» PROBLEM REQUIREMENTS:
Count how many lines include "name" and answer with that number only.

» LISTING:
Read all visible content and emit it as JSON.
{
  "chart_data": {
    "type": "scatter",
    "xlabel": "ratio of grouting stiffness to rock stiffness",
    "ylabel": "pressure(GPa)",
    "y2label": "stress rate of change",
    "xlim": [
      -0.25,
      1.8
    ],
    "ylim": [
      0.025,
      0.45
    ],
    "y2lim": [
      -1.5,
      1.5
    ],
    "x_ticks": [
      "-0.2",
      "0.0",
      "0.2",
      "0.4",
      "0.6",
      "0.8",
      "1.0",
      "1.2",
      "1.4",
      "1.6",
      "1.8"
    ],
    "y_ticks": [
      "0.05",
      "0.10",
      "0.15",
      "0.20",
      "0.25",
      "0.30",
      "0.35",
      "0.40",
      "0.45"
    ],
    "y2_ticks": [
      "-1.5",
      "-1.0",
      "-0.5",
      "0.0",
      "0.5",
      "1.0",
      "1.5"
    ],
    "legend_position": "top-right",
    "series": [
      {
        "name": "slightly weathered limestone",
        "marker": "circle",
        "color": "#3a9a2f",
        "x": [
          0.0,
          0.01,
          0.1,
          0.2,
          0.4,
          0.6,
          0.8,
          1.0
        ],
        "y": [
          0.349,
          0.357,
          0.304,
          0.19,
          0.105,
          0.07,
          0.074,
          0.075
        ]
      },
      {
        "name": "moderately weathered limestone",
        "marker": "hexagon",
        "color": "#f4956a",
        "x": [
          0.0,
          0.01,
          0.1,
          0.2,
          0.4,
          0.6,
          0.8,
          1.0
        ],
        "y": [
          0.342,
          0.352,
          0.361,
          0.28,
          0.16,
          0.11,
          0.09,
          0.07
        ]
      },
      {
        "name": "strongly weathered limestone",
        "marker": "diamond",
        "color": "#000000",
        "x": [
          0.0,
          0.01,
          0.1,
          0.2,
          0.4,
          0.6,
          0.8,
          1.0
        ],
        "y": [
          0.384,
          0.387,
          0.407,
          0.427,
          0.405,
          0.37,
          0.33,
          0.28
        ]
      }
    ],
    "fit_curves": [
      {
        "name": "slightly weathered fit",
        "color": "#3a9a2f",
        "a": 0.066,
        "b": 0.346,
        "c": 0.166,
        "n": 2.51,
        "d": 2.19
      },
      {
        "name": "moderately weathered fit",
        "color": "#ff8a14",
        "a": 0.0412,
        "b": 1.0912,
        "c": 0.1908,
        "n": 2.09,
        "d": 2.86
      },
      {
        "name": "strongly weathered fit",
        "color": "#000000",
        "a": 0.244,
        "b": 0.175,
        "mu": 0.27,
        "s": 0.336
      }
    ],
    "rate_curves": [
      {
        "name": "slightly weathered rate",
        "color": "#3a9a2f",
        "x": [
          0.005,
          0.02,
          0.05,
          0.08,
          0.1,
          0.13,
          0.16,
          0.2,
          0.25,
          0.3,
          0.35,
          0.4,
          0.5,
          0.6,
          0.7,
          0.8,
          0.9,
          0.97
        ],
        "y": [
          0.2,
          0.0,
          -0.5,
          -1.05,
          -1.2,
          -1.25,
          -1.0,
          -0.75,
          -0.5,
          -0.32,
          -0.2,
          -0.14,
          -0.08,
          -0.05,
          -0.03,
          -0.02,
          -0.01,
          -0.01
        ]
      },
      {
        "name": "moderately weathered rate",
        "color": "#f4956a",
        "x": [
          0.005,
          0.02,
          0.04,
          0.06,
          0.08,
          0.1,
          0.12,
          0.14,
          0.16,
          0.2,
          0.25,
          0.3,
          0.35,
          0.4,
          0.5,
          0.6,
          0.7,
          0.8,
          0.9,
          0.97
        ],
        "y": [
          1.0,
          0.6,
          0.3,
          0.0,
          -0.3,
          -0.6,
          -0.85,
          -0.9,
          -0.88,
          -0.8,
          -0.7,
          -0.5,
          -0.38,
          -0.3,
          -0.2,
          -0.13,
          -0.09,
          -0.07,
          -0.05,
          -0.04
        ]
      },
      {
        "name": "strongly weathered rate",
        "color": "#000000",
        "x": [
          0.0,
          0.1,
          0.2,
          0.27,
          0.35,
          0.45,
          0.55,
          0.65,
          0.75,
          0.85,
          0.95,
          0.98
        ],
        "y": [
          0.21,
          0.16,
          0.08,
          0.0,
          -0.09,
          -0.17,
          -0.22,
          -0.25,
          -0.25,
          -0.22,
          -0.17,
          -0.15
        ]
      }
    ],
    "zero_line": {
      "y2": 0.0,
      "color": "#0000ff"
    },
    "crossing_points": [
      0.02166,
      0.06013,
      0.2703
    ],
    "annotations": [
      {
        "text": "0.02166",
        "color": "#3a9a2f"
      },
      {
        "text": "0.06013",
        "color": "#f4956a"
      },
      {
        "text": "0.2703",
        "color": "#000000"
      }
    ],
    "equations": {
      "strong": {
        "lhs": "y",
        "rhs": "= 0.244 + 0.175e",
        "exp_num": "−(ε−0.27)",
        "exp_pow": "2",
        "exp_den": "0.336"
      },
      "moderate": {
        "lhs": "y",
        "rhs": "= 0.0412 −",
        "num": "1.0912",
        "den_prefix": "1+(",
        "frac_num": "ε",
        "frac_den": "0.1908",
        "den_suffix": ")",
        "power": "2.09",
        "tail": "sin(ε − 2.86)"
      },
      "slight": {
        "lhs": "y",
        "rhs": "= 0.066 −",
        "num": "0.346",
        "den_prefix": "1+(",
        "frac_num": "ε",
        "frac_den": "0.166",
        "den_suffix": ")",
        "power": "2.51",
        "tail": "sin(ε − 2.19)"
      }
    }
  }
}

» REPLY TO THE EXERCISE:
9